• [WHAT TO WORK ON]
Write out each entry, exactly the way it appears.

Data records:
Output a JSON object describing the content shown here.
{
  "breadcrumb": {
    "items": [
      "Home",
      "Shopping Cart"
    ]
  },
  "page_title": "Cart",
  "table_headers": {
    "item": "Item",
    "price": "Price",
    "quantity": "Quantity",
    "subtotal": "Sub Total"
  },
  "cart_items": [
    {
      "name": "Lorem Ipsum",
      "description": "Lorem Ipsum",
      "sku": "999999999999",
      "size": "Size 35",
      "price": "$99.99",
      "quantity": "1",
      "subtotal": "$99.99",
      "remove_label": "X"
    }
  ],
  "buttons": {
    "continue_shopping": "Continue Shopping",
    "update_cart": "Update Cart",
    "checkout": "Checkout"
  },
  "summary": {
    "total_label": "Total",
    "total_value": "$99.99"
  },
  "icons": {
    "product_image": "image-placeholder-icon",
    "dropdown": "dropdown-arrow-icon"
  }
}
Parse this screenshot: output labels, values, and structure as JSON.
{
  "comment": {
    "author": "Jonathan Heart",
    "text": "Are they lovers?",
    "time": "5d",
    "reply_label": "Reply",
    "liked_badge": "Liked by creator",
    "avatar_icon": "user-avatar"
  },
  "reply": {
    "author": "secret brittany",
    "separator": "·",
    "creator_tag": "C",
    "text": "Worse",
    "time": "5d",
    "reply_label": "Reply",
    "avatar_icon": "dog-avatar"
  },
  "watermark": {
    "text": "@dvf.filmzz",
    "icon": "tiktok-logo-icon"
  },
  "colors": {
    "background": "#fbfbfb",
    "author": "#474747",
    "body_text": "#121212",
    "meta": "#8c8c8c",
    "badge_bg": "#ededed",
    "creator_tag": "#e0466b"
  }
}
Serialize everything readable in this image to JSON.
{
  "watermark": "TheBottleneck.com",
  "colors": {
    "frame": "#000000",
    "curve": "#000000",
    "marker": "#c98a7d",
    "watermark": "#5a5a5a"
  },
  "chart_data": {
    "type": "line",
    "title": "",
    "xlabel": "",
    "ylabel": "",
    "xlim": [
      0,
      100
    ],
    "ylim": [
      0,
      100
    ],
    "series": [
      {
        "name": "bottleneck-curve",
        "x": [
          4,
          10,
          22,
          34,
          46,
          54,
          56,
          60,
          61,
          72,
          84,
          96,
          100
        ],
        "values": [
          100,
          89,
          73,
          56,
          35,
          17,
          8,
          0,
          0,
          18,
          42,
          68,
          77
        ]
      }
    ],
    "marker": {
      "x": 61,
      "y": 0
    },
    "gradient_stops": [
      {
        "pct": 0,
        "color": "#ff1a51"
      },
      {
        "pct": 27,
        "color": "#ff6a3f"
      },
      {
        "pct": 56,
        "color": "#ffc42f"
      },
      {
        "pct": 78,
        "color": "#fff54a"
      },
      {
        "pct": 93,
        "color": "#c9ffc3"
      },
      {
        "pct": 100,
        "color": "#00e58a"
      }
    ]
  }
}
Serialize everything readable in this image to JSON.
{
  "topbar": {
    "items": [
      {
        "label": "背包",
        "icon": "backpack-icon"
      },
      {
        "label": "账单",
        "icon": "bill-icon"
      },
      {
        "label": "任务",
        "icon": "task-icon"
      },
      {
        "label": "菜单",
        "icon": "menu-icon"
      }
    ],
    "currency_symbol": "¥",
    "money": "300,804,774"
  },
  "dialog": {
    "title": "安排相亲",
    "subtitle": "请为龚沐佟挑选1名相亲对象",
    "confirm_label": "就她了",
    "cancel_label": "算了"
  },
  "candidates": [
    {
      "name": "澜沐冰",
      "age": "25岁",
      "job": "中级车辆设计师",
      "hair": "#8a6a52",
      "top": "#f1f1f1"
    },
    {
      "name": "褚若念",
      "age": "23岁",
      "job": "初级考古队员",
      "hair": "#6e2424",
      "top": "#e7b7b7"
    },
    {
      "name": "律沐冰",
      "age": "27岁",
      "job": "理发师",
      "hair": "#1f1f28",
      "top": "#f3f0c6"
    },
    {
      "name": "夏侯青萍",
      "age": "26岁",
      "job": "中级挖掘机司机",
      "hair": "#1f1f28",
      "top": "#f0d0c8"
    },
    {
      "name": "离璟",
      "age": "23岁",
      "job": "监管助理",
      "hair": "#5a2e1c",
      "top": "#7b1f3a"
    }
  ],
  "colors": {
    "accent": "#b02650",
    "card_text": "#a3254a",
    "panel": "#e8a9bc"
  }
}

• [OUTPUT FOR THIS TASK]
Output a JSON object describing the content shown here.
{
  "breadcrumb": {
    "items": [
      "Home",
      "Shopping Cart"
    ]
  },
  "page_title": "Cart",
  "table_headers": {
    "item": "Item",
    "price": "Price",
    "quantity": "Quantity",
    "subtotal": "Sub Total"
  },
  "cart_items": [
    {
      "name": "Lorem Ipsum",
      "description": "Lorem Ipsum",
      "sku": "999999999999",
      "size": "Size 35",
      "price": "$99.99",
      "quantity": "1",
      "subtotal": "$99.99",
      "remove_label": "X"
    }
  ],
  "buttons": {
    "continue_shopping": "Continue Shopping",
    "update_cart": "Update Cart",
    "checkout": "Checkout"
  },
  "summary": {
    "total_label": "Total",
    "total_value": "$99.99"
  },
  "icons": {
    "product_image": "image-placeholder-icon",
    "dropdown": "dropdown-arrow-icon"
  }
}
Parse this screenshot: output labels, values, and structure as JSON.
{
  "comment": {
    "author": "Jonathan Heart",
    "text": "Are they lovers?",
    "time": "5d",
    "reply_label": "Reply",
    "liked_badge": "Liked by creator",
    "avatar_icon": "user-avatar"
  },
  "reply": {
    "author": "secret brittany",
    "separator": "·",
    "creator_tag": "C",
    "text": "Worse",
    "time": "5d",
    "reply_label": "Reply",
    "avatar_icon": "dog-avatar"
  },
  "watermark": {
    "text": "@dvf.filmzz",
    "icon": "tiktok-logo-icon"
  },
  "colors": {
    "background": "#fbfbfb",
    "author": "#474747",
    "body_text": "#121212",
    "meta": "#8c8c8c",
    "badge_bg": "#ededed",
    "creator_tag": "#e0466b"
  }
}
Serialize everything readable in this image to JSON.
{
  "watermark": "TheBottleneck.com",
  "colors": {
    "frame": "#000000",
    "curve": "#000000",
    "marker": "#c98a7d",
    "watermark": "#5a5a5a"
  },
  "chart_data": {
    "type": "line",
    "title": "",
    "xlabel": "",
    "ylabel": "",
    "xlim": [
      0,
      100
    ],
    "ylim": [
      0,
      100
    ],
    "series": [
      {
        "name": "bottleneck-curve",
        "x": [
          4,
          10,
          22,
          34,
          46,
          54,
          56,
          60,
          61,
          72,
          84,
          96,
          100
        ],
        "values": [
          100,
          89,
          73,
          56,
          35,
          17,
          8,
          0,
          0,
          18,
          42,
          68,
          77
        ]
      }
    ],
    "marker": {
      "x": 61,
      "y": 0
    },
    "gradient_stops": [
      {
        "pct": 0,
        "color": "#ff1a51"
      },
      {
        "pct": 27,
        "color": "#ff6a3f"
      },
      {
        "pct": 56,
        "color": "#ffc42f"
      },
      {
        "pct": 78,
        "color": "#fff54a"
      },
      {
        "pct": 93,
        "color": "#c9ffc3"
      },
      {
        "pct": 100,
        "color": "#00e58a"
      }
    ]
  }
}
Serialize everything readable in this image to JSON.
{
  "topbar": {
    "items": [
      {
        "label": "背包",
        "icon": "backpack-icon"
      },
      {
        "label": "账单",
        "icon": "bill-icon"
      },
      {
        "label": "任务",
        "icon": "task-icon"
      },
      {
        "label": "菜单",
        "icon": "menu-icon"
      }
    ],
    "currency_symbol": "¥",
    "money": "300,804,774"
  },
  "dialog": {
    "title": "安排相亲",
    "subtitle": "请为龚沐佟挑选1名相亲对象",
    "confirm_label": "就她了",
    "cancel_label": "算了"
  },
  "candidates": [
    {
      "name": "澜沐冰",
      "age": "25岁",
      "job": "中级车辆设计师",
      "hair": "#8a6a52",
      "top": "#f1f1f1"
    },
    {
      "name": "褚若念",
      "age": "23岁",
      "job": "初级考古队员",
      "hair": "#6e2424",
      "top": "#e7b7b7"
    },
    {
      "name": "律沐冰",
      "age": "27岁",
      "job": "理发师",
      "hair": "#1f1f28",
      "top": "#f3f0c6"
    },
    {
      "name": "夏侯青萍",
      "age": "26岁",
      "job": "中级挖掘机司机",
      "hair": "#1f1f28",
      "top": "#f0d0c8"
    },
    {
      "name": "离璟",
      "age": "23岁",
      "job": "监管助理",
      "hair": "#5a2e1c",
      "top": "#7b1f3a"
    }
  ],
  "colors": {
    "accent": "#b02650",
    "card_text": "#a3254a",
    "panel": "#e8a9bc"
  }
}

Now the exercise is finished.